→ Requirements
**1)** Reproduce verbatim the lines of the listing starting at the line containing "Patent image size: (1020, 672)." and ending at the line containing "The capture rail 74 is at (575, 422).", with both of those lines included.
**2)** Carry the forum thread about anchor seal forward from its final post.

→ Page
○ ○ ○ ○ ○ ○ ○
# harvesters!



## brown down (Apr 13, 2012)

here is a link that i use to buy large amounts of anchor seal 
http://www.uccoatings.com/products/anchorseal


----------



## brown down (Apr 14, 2012)

rbaccus said:


> I've been told the new version AS 2 is junk. thin and doesen't go far. bet some of you sawmill's could though.



i am on my second bucket and so far so good. goes on thick and dries to a good wax coat.


----------



## Kevin (Apr 14, 2012)

rbaccus said:


> I've been told the new version AS 2 is junk. thin and doesen't go far. bet some of you sawmill's could though.



My experience is just opposite. I never liked AS for the reason you say AS2 is no good, but AS2 is actually thicker than the original but goes on real smooth and effortlessly. I like it as much as the brand I had been using and with UCC's free shipping it's a no brainer.


----------



## brown down (Apr 14, 2012)

Kevin said:


> rbaccus said:
> 
> 
> > I've been told the new version AS 2 is junk. thin and doesen't go far. bet some of you sawmill's could though.
> ...



i love that stuff and your right you can't beat free shipping. i have them add pigments so i know what year the wood was harvested!


----------



## drycreek (Apr 18, 2012)

Thanks for the info, ordered 2 gallons they do charge shipping on small orders. It was still cheaper than I could drive to the nearest store that carries that product though.
○ ○ ○ ○ ○ ○ ○
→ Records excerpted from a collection
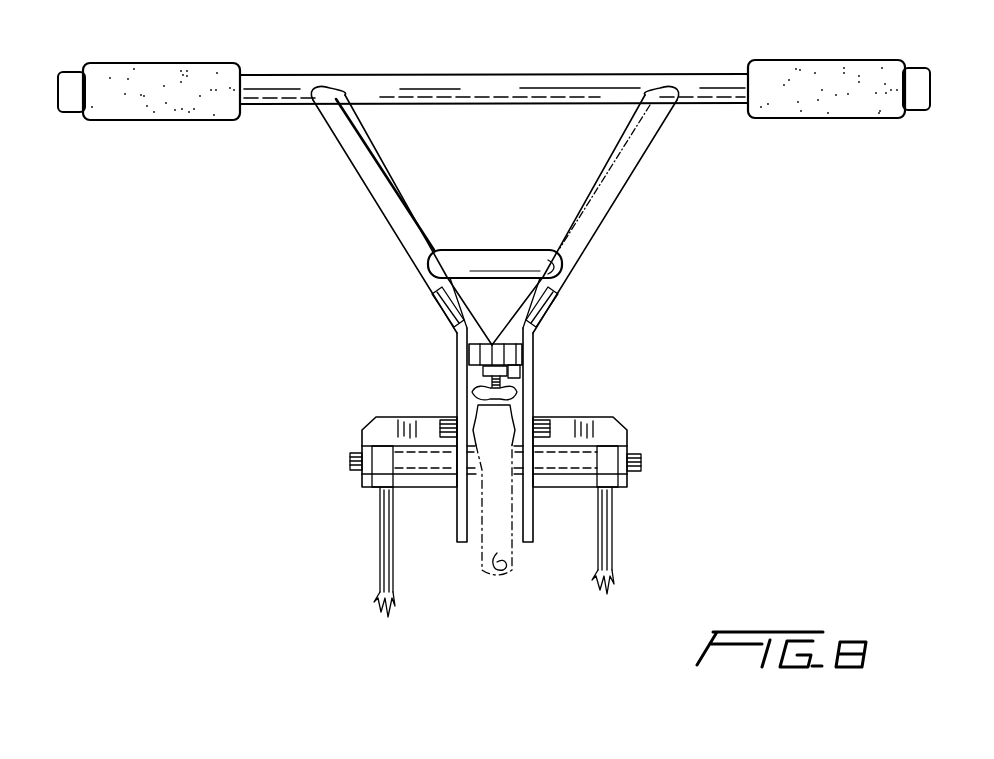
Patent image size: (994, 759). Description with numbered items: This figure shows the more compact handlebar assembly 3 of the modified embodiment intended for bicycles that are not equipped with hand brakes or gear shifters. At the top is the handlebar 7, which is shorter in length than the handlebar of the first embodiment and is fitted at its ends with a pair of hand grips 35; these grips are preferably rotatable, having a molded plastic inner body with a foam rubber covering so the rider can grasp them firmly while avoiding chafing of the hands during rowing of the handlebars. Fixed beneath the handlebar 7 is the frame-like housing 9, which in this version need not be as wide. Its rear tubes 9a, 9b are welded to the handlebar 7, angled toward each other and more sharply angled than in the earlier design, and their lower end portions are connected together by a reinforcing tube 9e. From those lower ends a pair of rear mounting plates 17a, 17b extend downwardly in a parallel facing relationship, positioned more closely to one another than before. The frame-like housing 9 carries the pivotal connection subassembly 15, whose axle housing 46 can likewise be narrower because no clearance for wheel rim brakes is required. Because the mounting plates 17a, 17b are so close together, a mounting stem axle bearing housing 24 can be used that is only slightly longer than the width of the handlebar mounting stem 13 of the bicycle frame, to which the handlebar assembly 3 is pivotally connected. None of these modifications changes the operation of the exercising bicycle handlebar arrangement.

The handlebar assembly 3 is at (494, 310).
The handlebar 7 is at (293, 73).
The hand grips 35 is at (181, 56).
The frame-like housing 9 is at (498, 216).
The rear tube 9a is at (386, 212).
The rear tube 9b is at (628, 152).
The reinforcing tube 9e is at (515, 250).
The rear mounting plate 17a is at (460, 352).
The rear mounting plate 17b is at (534, 358).
The pivotal connection subassembly 15 is at (466, 486).
The axle housing 46 is at (377, 430).
The mounting stem axle bearing housing 24 is at (470, 435).
The handlebar mounting stem 13 is at (493, 585).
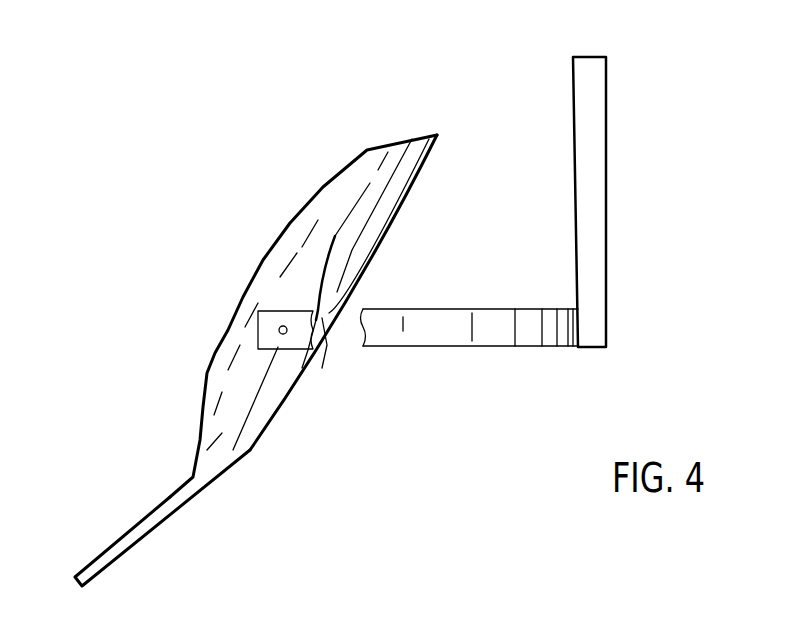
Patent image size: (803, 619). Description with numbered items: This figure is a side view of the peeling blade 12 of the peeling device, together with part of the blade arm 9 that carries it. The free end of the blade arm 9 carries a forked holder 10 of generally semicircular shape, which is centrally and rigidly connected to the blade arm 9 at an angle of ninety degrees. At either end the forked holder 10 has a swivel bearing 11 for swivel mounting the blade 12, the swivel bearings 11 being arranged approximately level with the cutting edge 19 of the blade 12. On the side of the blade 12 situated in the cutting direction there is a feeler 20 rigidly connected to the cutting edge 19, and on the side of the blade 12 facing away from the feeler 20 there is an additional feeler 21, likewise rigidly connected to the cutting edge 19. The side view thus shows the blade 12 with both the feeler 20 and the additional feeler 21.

The blade arm 9 is at (597, 213).
The forked holder 10 is at (282, 313).
The swivel bearing 11 is at (279, 329).
The blade 12 is at (256, 345).
The cutting edge 19 is at (285, 418).
The feeler 20 is at (372, 165).
The additional feeler 21 is at (138, 536).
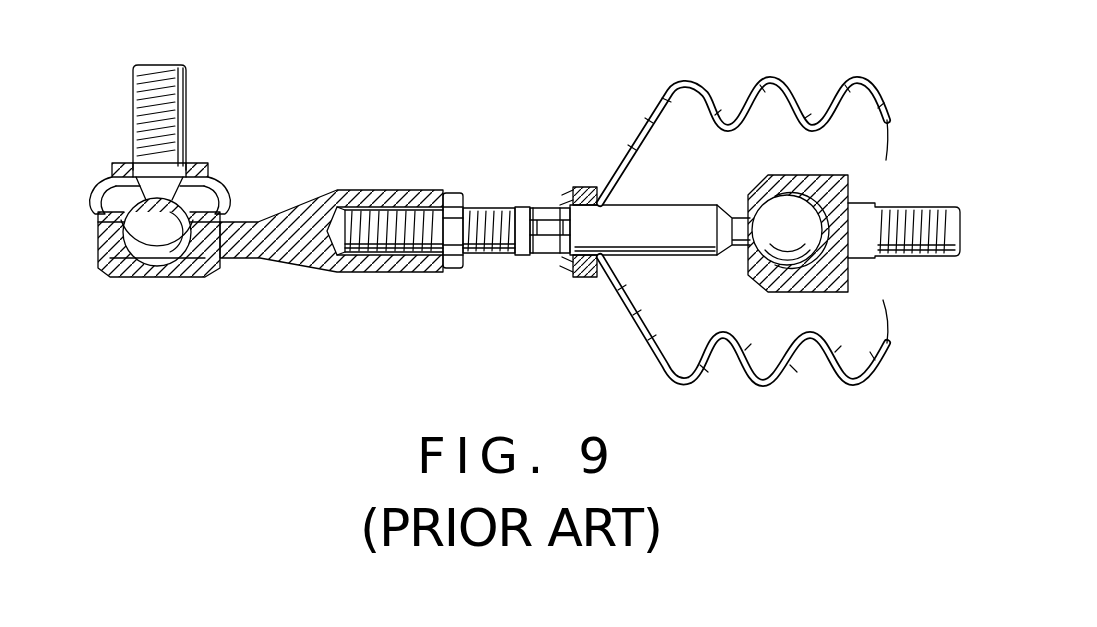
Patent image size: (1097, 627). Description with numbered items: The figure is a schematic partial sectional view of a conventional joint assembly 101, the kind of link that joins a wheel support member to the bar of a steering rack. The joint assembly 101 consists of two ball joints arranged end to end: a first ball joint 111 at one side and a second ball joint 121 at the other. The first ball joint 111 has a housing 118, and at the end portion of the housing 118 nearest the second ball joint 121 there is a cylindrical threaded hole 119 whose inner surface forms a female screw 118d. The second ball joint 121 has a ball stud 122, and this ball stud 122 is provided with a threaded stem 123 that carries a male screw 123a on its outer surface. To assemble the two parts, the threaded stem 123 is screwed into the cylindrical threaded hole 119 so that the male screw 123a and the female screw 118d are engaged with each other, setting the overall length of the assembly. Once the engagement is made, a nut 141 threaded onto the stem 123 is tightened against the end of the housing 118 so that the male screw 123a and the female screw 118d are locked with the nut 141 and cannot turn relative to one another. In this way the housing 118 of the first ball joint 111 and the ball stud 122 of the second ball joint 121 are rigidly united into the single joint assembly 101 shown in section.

The joint assembly 101 is at (447, 112).
The first ball joint 111 is at (247, 140).
The housing 118 is at (275, 262).
The female screw 118d is at (380, 215).
The cylindrical threaded hole 119 is at (343, 260).
The second ball joint 121 is at (620, 127).
The ball stud 122 is at (744, 141).
The threaded stem 123 is at (485, 253).
The male screw 123a is at (402, 250).
The nut 141 is at (454, 196).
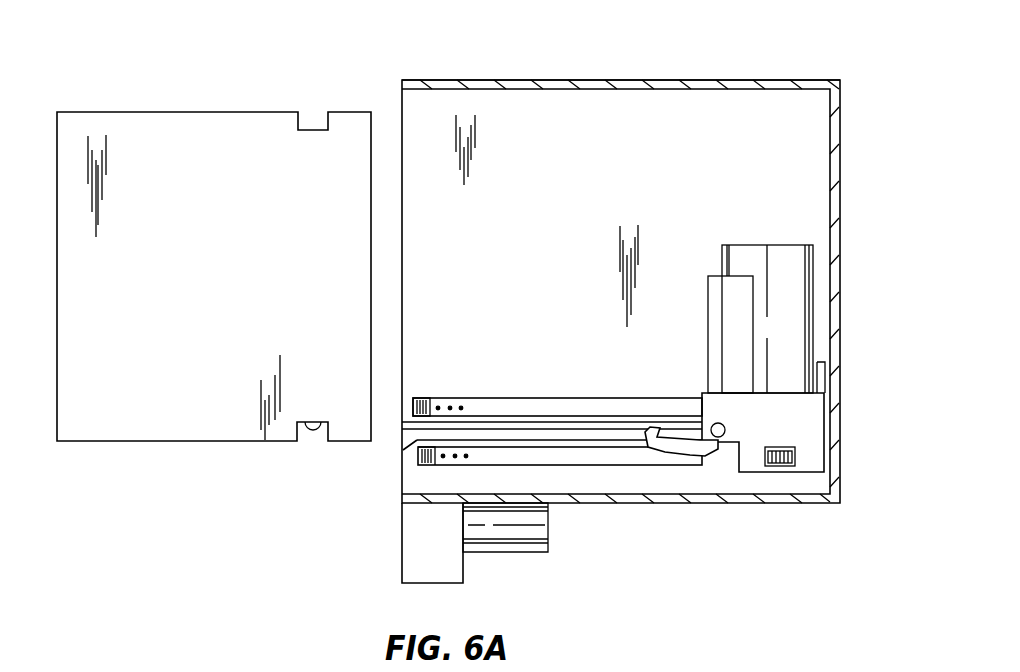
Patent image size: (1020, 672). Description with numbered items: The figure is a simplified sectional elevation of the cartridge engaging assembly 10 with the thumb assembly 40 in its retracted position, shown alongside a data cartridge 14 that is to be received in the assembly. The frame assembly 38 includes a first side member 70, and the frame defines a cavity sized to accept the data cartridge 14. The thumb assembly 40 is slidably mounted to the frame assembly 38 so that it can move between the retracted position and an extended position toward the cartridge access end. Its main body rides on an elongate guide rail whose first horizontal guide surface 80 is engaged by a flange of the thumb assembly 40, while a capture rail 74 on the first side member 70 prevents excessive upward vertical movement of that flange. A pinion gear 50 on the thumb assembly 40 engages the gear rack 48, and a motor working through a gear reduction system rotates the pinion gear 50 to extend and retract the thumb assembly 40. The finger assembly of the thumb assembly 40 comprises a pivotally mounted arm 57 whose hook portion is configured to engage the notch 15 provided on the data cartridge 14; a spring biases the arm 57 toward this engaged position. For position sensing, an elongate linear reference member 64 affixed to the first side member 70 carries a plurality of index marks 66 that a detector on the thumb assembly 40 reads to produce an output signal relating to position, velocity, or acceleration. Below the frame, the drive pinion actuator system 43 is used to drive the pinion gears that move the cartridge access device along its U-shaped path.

The cartridge engaging assembly 10 is at (378, 47).
The data cartridge 14 is at (206, 100).
The notch 15 is at (316, 426).
The frame assembly 38 is at (855, 131).
The thumb assembly 40 is at (758, 232).
The drive pinion actuator system 43 is at (507, 566).
The gear rack 48 is at (428, 468).
The pinion gear 50 is at (795, 456).
The arm 57 is at (680, 456).
The elongate linear reference member 64 is at (490, 397).
The index marks 66 is at (433, 398).
The first side member 70 is at (678, 80).
The capture rail 74 is at (575, 422).
The first horizontal guide surface 80 is at (530, 441).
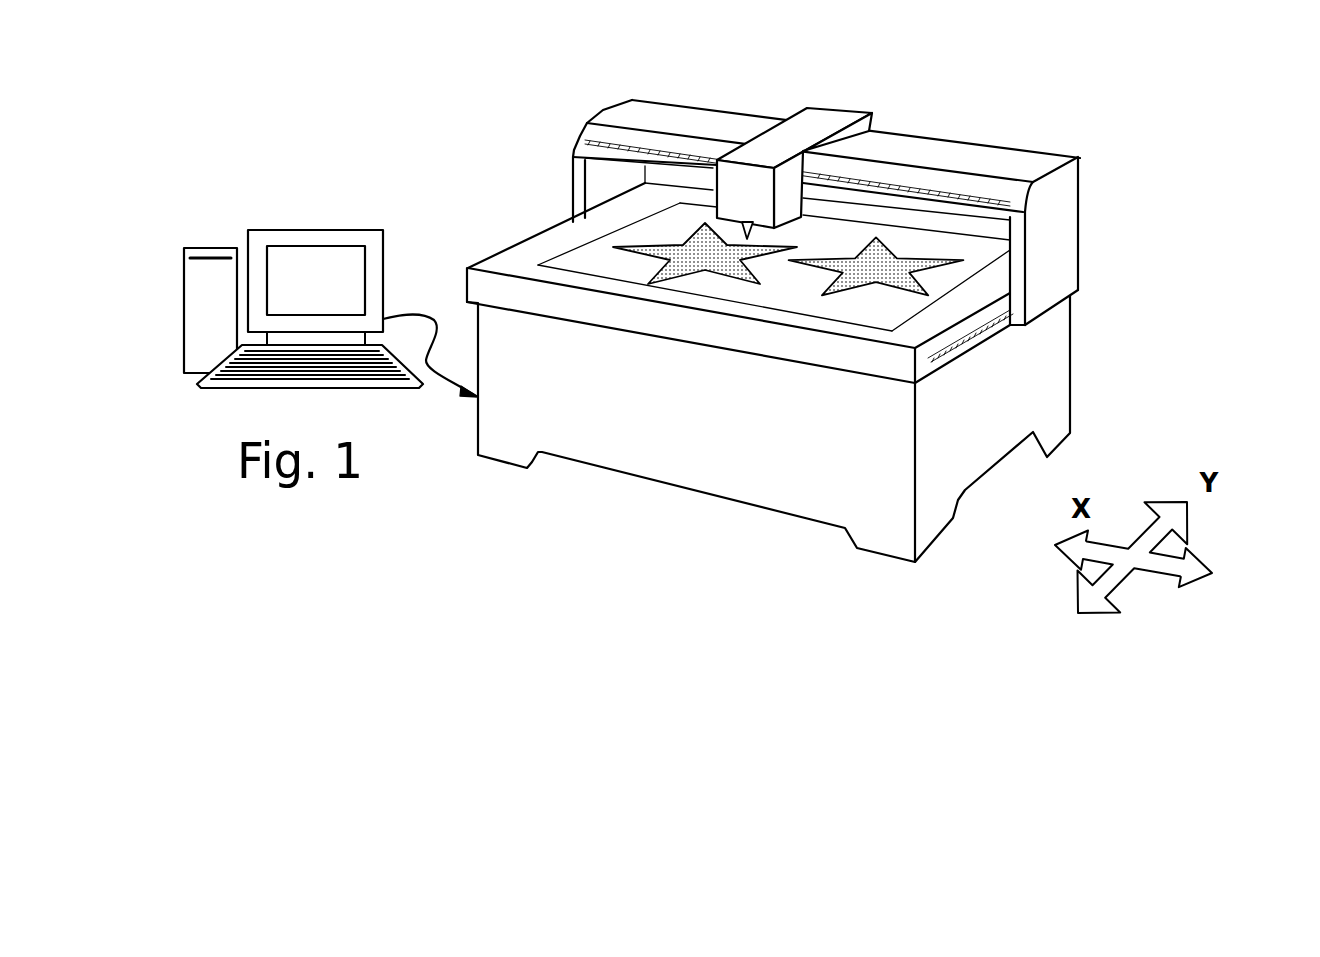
○ ○ ○ ○ ○ ○ ○
→ The replies
**1)**
Patent image size: (1020, 672). Description with numbered items: The figure is a simplified sectional elevation of the cartridge engaging assembly 10 with the thumb assembly 40 in its retracted position, shown alongside a data cartridge 14 that is to be received in the assembly. The frame assembly 38 includes a first side member 70, and the frame defines a cavity sized to accept the data cartridge 14. The thumb assembly 40 is slidably mounted to the frame assembly 38 so that it can move between the retracted position and an extended position toward the cartridge access end. Its main body rides on an elongate guide rail whose first horizontal guide surface 80 is engaged by a flange of the thumb assembly 40, while a capture rail 74 on the first side member 70 prevents excessive upward vertical movement of that flange. A pinion gear 50 on the thumb assembly 40 engages the gear rack 48, and a motor working through a gear reduction system rotates the pinion gear 50 to extend and retract the thumb assembly 40. The finger assembly of the thumb assembly 40 comprises a pivotally mounted arm 57 whose hook portion is configured to engage the notch 15 provided on the data cartridge 14; a spring biases the arm 57 toward this engaged position. For position sensing, an elongate linear reference member 64 affixed to the first side member 70 carries a plurality of index marks 66 that a detector on the thumb assembly 40 reads to produce an output signal relating to position, velocity, or acceleration. Below the frame, the drive pinion actuator system 43 is used to drive the pinion gears that move the cartridge access device along its U-shaped path.

The cartridge engaging assembly 10 is at (378, 47).
The data cartridge 14 is at (206, 100).
The notch 15 is at (316, 426).
The frame assembly 38 is at (855, 131).
The thumb assembly 40 is at (758, 232).
The drive pinion actuator system 43 is at (507, 566).
The gear rack 48 is at (428, 468).
The pinion gear 50 is at (795, 456).
The arm 57 is at (680, 456).
The elongate linear reference member 64 is at (490, 397).
The index marks 66 is at (433, 398).
The first side member 70 is at (678, 80).
The capture rail 74 is at (575, 422).

**2)**
----------



## brown down (Apr 19, 2012)

drycreek said:


> Thanks for the info, ordered 2 gallons they do charge shipping on small orders. It was still cheaper than I could drive to the nearest store that carries that product though.


i am sure you will be happy with it. one to two coats is all that is needed


----------



## gvwp (Apr 27, 2012)

I personally do not care for the AS2. It all seems well enough when you apply but wait a couple months. You are going to find cracks and it breaks down. I order Anchorseal by the barrel so I use a lot of it and the old stuff is what I have returned to using. Destroyed too many blanks with the new stuff.


----------



## brown down (Apr 28, 2012)

gvwp said:


> I personally do not care for the AS2. It all seems well enough when you apply but wait a couple months. You are going to find cracks and it breaks down. I order Anchorseal by the barrel so I use a lot of it and the old stuff is what I have returned to using. Destroyed too many blanks with the new stuff.


i have been using it for two years now with very minimal issues. it depends on how you go about sealing your timber. how much you put on and how much exposed wood you leave uncovered! what species it is! where it is stored!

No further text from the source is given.